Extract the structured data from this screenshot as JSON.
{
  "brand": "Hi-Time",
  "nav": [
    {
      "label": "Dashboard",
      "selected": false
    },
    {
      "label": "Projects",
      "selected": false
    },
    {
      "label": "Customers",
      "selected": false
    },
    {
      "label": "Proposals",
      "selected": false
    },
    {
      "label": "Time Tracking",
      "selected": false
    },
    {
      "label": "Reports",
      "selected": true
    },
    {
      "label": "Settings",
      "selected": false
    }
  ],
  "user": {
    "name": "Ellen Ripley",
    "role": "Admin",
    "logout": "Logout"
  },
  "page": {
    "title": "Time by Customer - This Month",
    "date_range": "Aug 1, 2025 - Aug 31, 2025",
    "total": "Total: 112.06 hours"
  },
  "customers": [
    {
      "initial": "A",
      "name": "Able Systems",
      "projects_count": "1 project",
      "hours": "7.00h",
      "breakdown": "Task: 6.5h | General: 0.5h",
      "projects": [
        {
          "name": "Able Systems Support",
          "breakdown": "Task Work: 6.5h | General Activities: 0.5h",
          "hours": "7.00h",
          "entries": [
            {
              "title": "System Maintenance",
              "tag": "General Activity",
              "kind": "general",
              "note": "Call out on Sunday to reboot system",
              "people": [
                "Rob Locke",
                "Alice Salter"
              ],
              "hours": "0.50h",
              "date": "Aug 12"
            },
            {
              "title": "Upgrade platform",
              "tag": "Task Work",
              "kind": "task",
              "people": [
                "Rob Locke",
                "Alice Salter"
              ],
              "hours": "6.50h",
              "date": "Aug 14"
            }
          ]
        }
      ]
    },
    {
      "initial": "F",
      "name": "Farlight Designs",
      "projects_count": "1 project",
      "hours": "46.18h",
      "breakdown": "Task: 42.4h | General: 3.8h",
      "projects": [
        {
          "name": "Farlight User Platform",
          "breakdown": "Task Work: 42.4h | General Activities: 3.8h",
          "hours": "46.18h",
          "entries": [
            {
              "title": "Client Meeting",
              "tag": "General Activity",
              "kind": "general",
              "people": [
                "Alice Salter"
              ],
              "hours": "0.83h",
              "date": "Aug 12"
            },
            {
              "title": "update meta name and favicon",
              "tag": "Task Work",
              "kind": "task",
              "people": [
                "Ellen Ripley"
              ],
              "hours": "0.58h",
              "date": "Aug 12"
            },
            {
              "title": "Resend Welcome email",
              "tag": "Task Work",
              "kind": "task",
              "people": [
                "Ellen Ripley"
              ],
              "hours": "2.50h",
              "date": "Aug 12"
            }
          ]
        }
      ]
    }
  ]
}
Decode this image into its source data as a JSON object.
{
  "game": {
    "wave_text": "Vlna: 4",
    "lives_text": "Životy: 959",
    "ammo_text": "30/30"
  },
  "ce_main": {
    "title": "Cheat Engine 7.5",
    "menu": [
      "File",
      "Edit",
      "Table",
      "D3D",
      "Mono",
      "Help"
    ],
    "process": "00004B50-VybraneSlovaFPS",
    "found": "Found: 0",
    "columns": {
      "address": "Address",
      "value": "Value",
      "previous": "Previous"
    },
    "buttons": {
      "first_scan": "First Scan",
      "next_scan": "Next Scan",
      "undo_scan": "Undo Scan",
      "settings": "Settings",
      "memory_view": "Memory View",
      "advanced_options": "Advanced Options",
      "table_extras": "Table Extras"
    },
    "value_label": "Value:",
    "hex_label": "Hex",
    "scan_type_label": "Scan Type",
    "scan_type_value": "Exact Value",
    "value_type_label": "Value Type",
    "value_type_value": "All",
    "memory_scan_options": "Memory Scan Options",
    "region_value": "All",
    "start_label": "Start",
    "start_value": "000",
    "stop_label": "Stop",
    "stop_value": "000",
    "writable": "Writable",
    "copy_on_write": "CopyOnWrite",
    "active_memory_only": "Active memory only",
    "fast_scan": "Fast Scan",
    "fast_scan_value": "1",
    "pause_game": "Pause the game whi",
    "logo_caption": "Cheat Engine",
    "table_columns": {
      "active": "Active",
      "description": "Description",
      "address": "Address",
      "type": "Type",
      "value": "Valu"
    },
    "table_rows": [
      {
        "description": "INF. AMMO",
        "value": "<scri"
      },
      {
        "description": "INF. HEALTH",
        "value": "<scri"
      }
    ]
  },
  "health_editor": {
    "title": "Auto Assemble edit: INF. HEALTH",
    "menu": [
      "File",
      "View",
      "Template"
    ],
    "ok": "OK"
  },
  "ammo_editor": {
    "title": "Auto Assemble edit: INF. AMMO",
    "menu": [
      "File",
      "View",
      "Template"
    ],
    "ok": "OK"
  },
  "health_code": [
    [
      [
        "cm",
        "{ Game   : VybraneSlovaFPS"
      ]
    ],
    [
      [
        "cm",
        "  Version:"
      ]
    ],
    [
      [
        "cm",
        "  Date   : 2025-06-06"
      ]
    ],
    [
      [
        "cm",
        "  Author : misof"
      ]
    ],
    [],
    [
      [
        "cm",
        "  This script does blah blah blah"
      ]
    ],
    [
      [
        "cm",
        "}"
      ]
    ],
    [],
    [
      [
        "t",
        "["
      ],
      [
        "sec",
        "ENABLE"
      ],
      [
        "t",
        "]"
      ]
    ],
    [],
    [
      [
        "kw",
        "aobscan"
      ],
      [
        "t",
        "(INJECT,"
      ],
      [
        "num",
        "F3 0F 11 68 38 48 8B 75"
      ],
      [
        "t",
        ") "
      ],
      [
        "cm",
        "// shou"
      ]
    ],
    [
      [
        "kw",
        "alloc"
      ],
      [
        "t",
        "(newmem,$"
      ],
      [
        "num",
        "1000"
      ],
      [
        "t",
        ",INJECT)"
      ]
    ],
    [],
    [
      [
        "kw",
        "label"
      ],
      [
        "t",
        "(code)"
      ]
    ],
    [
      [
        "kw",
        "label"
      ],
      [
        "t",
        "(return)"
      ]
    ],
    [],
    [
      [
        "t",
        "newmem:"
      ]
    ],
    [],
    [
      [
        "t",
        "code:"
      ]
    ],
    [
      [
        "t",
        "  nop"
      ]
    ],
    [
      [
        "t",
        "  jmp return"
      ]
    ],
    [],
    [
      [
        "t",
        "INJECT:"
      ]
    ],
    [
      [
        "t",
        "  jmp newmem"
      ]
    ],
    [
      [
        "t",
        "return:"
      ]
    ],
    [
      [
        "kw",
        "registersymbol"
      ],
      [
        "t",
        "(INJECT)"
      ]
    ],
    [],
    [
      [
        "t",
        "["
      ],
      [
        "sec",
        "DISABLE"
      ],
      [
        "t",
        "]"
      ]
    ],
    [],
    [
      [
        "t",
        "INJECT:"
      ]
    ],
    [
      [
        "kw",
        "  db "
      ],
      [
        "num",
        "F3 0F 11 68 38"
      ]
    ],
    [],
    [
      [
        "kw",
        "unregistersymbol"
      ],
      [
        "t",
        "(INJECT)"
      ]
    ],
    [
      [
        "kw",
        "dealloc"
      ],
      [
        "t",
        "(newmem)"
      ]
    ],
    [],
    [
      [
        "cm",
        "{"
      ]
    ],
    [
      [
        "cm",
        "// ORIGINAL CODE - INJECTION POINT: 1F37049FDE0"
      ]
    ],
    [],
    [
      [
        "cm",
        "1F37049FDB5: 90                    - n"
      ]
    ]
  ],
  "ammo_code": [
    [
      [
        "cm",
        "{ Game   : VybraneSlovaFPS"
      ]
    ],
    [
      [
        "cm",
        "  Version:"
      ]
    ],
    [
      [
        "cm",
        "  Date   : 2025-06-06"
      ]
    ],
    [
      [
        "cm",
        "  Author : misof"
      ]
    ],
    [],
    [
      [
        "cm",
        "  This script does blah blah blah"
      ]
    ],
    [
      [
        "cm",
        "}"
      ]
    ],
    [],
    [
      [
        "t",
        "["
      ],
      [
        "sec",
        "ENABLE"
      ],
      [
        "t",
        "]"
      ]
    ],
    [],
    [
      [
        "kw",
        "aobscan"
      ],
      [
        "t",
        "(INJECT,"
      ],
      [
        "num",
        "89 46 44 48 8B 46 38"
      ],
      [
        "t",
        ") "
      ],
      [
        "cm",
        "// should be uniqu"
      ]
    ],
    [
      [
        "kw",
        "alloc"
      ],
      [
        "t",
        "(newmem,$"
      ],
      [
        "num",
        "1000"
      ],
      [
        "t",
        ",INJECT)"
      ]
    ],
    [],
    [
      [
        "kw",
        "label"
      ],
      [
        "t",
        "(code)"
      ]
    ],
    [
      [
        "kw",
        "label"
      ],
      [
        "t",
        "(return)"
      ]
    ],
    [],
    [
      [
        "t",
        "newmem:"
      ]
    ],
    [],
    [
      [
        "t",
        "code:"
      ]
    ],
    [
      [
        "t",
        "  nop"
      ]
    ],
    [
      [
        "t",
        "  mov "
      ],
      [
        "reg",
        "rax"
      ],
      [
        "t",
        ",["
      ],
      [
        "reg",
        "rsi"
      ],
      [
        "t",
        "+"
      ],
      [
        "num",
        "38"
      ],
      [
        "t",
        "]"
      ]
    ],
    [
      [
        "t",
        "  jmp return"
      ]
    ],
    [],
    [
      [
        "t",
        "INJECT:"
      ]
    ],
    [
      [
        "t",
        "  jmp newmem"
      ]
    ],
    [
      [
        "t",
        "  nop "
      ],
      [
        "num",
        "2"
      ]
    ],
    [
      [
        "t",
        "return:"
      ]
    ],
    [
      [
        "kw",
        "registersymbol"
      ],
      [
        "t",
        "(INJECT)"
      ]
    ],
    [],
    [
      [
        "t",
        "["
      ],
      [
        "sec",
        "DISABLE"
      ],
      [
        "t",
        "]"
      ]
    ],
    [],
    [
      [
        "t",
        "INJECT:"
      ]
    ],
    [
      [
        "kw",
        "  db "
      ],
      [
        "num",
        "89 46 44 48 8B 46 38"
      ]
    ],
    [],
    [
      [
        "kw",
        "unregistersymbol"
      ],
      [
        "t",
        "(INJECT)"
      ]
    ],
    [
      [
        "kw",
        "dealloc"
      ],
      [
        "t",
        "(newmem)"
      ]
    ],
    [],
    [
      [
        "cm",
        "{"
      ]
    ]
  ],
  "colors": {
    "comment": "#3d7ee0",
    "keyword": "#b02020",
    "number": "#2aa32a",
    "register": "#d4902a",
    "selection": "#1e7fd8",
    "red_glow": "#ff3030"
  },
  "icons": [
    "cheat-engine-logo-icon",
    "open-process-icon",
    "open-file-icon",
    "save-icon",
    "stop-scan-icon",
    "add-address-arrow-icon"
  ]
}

────

= Problem requirements =
Copy out each line of the data containing the string "Time".

= Problem solution =
  "brand": "Hi-Time",
      "label": "Time Tracking",
    "title": "Time by Customer - This Month",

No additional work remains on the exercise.